• JOB
Select each line where the word "public" appears.

• • • • • • •

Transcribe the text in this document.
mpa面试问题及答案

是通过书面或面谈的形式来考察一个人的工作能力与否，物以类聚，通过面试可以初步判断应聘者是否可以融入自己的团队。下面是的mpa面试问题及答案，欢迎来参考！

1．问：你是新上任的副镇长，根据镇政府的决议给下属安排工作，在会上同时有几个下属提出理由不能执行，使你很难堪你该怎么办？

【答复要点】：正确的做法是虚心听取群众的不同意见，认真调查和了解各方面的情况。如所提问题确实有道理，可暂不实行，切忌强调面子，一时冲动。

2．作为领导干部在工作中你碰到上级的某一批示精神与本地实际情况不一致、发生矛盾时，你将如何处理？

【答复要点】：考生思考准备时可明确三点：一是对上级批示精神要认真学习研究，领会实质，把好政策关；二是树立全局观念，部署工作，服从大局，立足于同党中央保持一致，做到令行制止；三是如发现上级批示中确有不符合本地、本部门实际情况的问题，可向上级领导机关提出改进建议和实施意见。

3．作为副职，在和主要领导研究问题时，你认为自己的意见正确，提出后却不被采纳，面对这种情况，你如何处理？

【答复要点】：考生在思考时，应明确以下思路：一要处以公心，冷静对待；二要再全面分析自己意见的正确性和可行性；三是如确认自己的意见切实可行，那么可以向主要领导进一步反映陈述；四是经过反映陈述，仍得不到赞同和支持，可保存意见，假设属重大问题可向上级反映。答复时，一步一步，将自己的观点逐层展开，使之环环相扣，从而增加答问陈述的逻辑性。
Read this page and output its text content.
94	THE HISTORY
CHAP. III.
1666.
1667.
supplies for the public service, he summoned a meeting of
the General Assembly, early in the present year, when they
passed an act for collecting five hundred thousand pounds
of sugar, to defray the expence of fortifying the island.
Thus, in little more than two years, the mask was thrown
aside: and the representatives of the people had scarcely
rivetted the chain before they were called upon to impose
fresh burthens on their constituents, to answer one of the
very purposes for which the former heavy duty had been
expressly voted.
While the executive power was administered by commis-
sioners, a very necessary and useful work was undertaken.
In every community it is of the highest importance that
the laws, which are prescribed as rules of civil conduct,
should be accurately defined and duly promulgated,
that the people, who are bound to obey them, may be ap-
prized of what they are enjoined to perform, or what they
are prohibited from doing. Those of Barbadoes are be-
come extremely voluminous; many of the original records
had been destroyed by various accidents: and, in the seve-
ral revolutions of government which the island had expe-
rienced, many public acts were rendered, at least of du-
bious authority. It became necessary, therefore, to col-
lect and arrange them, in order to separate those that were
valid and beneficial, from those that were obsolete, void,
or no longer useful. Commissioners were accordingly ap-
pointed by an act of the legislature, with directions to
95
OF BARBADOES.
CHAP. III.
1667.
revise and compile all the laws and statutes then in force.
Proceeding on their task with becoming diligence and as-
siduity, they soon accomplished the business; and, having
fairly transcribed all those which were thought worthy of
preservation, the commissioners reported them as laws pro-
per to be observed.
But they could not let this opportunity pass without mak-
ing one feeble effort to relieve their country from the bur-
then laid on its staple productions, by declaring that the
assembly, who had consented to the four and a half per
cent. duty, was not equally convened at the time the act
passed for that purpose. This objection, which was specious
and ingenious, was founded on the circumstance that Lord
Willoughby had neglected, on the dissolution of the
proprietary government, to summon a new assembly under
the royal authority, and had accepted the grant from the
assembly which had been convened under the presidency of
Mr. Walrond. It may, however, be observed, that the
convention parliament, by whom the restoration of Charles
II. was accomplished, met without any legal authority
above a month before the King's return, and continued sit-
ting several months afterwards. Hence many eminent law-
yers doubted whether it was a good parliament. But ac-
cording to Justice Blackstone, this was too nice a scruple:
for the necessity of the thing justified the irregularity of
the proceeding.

• • • • • • •

• TASK RESPONSE
supplies for the public service, he summoned a meeting of
rienced, many public acts were rendered, at least of du-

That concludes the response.